• [INPUT MATERIAL]:
_ _ _

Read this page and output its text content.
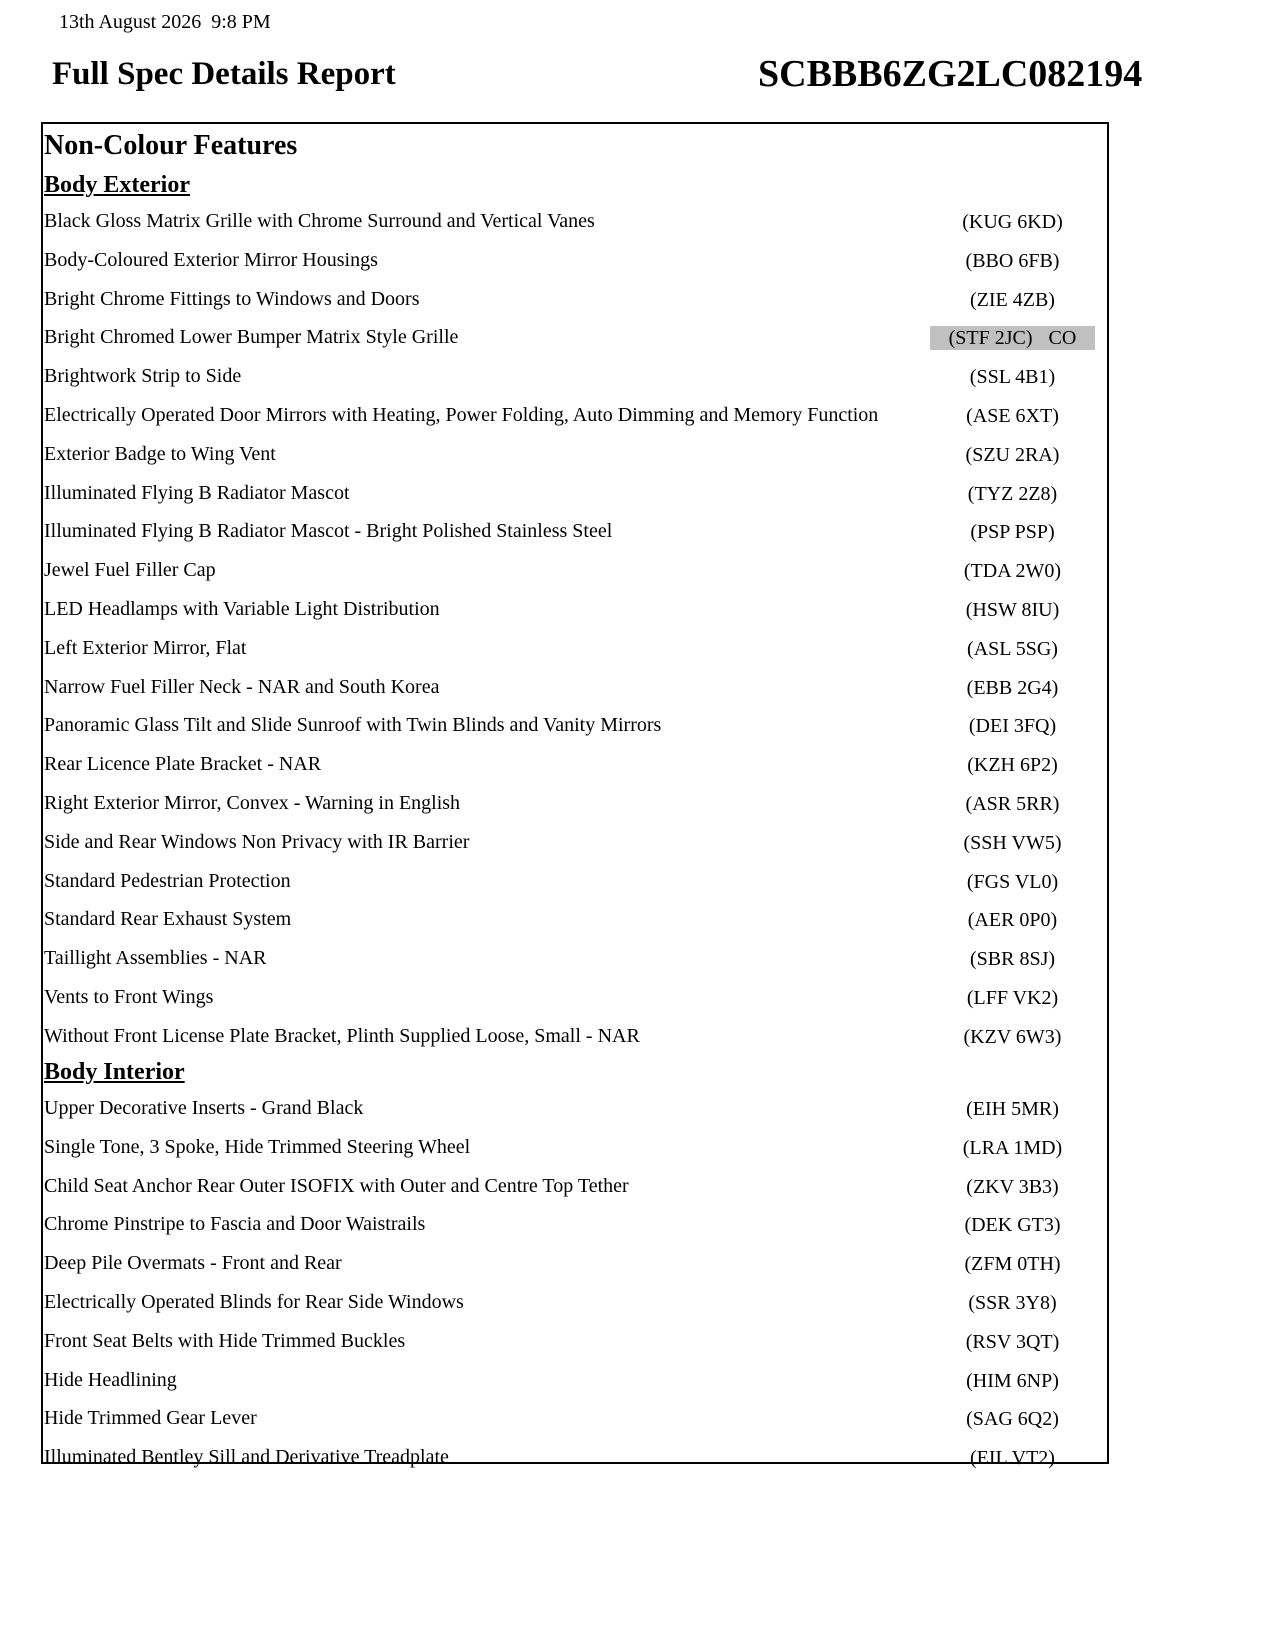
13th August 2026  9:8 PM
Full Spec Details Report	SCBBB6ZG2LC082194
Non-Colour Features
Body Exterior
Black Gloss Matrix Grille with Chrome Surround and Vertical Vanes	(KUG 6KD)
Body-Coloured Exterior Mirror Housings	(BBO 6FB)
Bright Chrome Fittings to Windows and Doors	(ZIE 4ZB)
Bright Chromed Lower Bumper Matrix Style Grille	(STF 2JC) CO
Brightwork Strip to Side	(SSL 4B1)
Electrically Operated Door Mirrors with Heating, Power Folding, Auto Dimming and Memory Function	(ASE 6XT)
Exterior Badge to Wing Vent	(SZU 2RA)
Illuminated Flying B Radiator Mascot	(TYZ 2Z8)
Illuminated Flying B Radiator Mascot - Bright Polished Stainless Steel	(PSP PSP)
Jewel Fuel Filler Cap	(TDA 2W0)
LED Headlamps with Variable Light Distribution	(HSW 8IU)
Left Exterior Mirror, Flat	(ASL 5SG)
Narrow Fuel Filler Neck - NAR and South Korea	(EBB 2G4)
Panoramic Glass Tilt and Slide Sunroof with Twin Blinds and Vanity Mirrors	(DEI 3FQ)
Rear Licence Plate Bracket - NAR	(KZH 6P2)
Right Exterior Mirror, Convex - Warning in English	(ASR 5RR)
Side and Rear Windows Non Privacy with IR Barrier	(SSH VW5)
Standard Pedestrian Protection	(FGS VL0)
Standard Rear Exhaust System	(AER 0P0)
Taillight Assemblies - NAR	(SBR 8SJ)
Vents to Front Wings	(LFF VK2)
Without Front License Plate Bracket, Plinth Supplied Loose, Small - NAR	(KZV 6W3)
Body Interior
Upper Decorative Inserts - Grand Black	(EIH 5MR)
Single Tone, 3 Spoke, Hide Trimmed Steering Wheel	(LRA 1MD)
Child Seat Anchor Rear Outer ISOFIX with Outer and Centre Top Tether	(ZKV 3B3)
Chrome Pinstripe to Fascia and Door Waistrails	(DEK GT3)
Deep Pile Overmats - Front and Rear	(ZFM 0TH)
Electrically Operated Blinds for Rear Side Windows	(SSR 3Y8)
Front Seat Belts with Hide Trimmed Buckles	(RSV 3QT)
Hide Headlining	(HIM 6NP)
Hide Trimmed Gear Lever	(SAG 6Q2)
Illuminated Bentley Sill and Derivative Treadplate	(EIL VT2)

_ _ _

• [TASK GOAL]: All entries must be written out again exactly as given, with no pictures in the copy.

• [TASK RESULT]:
Read this page and output its text content.
13th August 2026  9:8 PM
Full Spec Details Report	SCBBB6ZG2LC082194
Non-Colour Features
Body Exterior
Black Gloss Matrix Grille with Chrome Surround and Vertical Vanes	(KUG 6KD)
Body-Coloured Exterior Mirror Housings	(BBO 6FB)
Bright Chrome Fittings to Windows and Doors	(ZIE 4ZB)
Bright Chromed Lower Bumper Matrix Style Grille	(STF 2JC) CO
Brightwork Strip to Side	(SSL 4B1)
Electrically Operated Door Mirrors with Heating, Power Folding, Auto Dimming and Memory Function	(ASE 6XT)
Exterior Badge to Wing Vent	(SZU 2RA)
Illuminated Flying B Radiator Mascot	(TYZ 2Z8)
Illuminated Flying B Radiator Mascot - Bright Polished Stainless Steel	(PSP PSP)
Jewel Fuel Filler Cap	(TDA 2W0)
LED Headlamps with Variable Light Distribution	(HSW 8IU)
Left Exterior Mirror, Flat	(ASL 5SG)
Narrow Fuel Filler Neck - NAR and South Korea	(EBB 2G4)
Panoramic Glass Tilt and Slide Sunroof with Twin Blinds and Vanity Mirrors	(DEI 3FQ)
Rear Licence Plate Bracket - NAR	(KZH 6P2)
Right Exterior Mirror, Convex - Warning in English	(ASR 5RR)
Side and Rear Windows Non Privacy with IR Barrier	(SSH VW5)
Standard Pedestrian Protection	(FGS VL0)
Standard Rear Exhaust System	(AER 0P0)
Taillight Assemblies - NAR	(SBR 8SJ)
Vents to Front Wings	(LFF VK2)
Without Front License Plate Bracket, Plinth Supplied Loose, Small - NAR	(KZV 6W3)
Body Interior
Upper Decorative Inserts - Grand Black	(EIH 5MR)
Single Tone, 3 Spoke, Hide Trimmed Steering Wheel	(LRA 1MD)
Child Seat Anchor Rear Outer ISOFIX with Outer and Centre Top Tether	(ZKV 3B3)
Chrome Pinstripe to Fascia and Door Waistrails	(DEK GT3)
Deep Pile Overmats - Front and Rear	(ZFM 0TH)
Electrically Operated Blinds for Rear Side Windows	(SSR 3Y8)
Front Seat Belts with Hide Trimmed Buckles	(RSV 3QT)
Hide Headlining	(HIM 6NP)
Hide Trimmed Gear Lever	(SAG 6Q2)
Illuminated Bentley Sill and Derivative Treadplate	(EIL VT2)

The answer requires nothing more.